--- INPUT MATERIAL ---
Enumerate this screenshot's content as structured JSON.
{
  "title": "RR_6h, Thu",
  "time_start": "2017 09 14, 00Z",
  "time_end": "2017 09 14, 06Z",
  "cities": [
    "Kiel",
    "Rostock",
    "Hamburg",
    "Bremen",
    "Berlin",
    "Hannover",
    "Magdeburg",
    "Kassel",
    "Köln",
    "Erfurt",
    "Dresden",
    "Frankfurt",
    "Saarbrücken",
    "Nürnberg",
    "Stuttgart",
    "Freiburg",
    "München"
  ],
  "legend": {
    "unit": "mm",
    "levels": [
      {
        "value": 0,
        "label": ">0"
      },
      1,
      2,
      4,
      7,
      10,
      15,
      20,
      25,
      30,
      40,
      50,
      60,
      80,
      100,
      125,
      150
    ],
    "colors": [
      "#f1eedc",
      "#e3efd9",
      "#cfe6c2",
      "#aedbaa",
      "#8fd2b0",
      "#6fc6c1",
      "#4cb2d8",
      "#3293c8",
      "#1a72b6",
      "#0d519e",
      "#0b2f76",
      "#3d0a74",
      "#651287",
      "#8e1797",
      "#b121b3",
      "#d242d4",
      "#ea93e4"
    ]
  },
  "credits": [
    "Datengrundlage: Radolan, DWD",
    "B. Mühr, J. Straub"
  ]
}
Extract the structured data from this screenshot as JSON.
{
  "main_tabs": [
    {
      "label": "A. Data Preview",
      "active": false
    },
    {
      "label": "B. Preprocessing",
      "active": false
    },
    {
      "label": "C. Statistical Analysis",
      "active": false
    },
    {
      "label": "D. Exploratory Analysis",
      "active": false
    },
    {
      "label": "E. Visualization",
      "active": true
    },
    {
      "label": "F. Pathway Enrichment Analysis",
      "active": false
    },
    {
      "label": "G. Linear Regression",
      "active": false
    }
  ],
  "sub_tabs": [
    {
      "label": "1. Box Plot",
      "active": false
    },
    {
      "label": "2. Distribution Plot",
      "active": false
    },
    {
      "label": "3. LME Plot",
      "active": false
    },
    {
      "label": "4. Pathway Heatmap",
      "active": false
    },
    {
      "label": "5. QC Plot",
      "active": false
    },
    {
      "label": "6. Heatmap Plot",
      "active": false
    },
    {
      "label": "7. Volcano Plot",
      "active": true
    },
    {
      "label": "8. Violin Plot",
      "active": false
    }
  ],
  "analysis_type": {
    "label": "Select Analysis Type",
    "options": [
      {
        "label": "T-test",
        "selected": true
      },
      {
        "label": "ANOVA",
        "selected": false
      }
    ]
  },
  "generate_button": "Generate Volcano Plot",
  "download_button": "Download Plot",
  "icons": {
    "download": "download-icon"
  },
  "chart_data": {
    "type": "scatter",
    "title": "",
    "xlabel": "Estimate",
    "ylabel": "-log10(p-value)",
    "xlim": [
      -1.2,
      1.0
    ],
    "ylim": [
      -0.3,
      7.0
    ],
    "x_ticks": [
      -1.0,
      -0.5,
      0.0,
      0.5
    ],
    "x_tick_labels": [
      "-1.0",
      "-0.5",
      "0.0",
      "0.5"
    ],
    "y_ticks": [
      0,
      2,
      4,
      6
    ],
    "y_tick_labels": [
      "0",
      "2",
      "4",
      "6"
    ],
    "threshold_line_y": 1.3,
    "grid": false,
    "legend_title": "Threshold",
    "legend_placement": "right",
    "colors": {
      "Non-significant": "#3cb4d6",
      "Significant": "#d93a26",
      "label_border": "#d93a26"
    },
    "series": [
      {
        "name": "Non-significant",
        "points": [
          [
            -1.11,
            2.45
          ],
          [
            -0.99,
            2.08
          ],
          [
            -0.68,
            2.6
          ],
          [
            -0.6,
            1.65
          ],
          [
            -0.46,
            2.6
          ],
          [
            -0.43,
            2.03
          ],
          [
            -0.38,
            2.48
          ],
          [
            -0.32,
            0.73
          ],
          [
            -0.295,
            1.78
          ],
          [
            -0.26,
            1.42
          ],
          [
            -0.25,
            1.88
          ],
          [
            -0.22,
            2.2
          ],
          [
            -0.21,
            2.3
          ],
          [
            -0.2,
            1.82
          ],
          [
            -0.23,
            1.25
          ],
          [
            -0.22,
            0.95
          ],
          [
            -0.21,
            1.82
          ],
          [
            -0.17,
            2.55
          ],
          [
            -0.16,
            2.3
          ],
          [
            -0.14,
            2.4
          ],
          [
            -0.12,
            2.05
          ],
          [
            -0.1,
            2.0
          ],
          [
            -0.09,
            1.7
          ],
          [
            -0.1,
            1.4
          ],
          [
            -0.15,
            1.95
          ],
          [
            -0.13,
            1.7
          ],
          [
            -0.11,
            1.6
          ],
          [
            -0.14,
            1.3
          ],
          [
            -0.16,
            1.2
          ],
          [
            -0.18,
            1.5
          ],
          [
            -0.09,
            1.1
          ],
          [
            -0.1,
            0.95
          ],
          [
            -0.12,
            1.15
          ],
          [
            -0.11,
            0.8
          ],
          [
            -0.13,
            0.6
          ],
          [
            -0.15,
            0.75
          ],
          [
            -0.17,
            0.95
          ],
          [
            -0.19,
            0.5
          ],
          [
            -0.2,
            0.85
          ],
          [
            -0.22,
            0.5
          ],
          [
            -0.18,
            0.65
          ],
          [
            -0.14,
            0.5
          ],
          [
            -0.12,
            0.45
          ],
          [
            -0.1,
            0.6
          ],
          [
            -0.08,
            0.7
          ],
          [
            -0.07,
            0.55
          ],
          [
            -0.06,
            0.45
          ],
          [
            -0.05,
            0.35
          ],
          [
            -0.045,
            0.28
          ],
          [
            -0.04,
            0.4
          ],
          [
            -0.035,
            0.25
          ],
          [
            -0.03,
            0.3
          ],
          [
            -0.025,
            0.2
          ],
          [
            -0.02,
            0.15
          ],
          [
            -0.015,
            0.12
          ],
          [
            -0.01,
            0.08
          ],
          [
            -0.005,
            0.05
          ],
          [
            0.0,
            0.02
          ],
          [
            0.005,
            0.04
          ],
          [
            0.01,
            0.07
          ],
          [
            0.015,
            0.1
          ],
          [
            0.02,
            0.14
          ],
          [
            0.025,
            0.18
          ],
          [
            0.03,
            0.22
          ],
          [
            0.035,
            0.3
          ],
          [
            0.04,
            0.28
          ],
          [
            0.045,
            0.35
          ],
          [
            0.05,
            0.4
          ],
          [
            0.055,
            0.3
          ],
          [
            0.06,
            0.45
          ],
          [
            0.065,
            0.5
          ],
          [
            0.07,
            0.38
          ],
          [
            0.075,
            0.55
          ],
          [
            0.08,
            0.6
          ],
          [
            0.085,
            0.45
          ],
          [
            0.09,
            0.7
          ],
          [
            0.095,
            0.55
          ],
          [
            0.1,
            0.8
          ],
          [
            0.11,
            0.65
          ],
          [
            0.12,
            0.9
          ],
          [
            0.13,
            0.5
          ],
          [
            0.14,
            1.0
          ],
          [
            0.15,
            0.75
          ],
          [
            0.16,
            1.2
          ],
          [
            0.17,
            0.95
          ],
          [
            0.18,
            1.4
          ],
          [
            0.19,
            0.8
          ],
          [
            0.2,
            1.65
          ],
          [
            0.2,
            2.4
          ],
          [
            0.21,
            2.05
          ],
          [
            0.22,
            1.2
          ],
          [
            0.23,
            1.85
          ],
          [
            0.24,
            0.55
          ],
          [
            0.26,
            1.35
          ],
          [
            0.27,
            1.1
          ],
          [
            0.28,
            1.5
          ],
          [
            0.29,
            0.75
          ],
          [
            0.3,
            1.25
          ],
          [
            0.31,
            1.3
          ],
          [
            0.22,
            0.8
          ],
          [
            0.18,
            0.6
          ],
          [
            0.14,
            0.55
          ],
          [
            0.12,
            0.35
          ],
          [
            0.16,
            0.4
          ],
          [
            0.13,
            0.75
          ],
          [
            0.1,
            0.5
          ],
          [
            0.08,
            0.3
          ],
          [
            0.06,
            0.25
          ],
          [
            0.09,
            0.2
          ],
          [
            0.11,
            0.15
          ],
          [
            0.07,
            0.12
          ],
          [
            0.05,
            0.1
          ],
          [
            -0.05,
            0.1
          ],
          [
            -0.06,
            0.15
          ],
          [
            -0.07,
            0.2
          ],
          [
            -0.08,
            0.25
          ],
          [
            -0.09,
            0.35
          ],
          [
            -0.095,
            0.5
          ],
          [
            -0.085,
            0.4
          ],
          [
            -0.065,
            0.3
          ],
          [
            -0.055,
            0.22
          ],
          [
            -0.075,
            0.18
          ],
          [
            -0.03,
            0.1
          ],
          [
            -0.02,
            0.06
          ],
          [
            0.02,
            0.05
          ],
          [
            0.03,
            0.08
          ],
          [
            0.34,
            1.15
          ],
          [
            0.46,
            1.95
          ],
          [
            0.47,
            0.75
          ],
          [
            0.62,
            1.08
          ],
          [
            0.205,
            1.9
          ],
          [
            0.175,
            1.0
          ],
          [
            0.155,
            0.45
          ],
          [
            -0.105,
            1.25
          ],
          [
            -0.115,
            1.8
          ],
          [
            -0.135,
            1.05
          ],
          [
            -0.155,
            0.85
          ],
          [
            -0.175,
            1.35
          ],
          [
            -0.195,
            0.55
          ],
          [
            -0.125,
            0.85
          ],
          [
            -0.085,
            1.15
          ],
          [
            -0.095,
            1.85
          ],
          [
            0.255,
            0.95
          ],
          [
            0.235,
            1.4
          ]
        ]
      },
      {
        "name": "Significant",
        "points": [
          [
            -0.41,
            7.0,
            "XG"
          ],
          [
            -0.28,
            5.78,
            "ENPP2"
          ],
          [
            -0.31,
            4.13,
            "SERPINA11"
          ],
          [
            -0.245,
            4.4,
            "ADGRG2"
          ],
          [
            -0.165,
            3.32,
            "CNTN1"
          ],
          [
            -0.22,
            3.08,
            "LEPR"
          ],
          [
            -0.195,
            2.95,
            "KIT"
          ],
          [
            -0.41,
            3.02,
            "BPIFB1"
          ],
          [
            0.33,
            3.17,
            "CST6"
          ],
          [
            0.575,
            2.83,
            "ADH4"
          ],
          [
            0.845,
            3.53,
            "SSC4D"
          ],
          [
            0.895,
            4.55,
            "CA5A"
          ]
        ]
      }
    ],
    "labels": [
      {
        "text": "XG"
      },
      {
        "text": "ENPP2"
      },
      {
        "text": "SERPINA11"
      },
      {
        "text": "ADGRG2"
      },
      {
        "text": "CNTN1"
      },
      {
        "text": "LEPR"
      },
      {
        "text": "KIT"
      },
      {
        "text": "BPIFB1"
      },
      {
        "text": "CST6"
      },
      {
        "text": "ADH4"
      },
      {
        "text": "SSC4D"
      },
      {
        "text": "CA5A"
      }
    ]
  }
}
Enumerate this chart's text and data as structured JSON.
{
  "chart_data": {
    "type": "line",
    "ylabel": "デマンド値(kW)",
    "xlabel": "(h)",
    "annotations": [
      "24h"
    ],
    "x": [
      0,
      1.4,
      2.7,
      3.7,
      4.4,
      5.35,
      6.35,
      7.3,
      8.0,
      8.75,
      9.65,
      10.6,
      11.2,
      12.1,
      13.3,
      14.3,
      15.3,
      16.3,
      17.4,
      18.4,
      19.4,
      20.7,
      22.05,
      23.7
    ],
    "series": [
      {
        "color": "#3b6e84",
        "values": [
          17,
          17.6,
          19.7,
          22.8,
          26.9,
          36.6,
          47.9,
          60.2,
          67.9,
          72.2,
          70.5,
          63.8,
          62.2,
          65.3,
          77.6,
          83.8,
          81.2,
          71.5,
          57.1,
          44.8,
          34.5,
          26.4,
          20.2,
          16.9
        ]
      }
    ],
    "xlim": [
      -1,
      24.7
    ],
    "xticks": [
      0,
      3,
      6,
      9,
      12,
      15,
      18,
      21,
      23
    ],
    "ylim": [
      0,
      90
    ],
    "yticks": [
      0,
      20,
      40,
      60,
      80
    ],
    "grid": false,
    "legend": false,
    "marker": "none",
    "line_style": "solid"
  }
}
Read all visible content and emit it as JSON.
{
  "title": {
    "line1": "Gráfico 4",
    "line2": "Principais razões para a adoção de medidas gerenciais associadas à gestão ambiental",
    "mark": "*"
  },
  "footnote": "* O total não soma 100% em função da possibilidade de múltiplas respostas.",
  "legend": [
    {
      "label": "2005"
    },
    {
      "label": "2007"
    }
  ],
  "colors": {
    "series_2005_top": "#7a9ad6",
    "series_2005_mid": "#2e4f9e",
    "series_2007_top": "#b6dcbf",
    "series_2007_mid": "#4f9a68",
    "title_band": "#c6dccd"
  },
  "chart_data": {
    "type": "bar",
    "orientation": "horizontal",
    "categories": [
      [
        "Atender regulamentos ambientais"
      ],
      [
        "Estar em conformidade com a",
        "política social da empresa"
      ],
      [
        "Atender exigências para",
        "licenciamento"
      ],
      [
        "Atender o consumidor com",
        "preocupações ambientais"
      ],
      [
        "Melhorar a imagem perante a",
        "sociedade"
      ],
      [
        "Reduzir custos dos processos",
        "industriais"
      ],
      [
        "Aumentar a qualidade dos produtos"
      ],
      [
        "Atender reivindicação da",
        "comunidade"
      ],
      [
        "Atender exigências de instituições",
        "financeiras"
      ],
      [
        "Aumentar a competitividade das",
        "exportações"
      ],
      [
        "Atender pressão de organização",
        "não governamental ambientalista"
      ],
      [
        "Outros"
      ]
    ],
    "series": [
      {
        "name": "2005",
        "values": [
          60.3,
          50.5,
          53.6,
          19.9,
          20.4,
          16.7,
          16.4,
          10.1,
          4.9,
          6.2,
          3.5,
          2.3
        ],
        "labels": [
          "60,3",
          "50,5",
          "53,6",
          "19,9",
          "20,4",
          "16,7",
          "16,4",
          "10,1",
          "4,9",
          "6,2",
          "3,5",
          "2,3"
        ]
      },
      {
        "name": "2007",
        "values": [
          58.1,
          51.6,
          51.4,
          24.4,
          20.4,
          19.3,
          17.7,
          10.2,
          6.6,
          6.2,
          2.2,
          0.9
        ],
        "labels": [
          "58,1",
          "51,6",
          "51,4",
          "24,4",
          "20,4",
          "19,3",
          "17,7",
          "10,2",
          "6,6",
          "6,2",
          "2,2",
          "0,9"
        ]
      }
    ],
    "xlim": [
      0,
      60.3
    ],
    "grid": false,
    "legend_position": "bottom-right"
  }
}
---
• **SET PROBLEM**: Work out how many lines of the material above contain the word "ambientais", then give only that figure.

• **ANSWER FOR THIS EXERCISE**: 2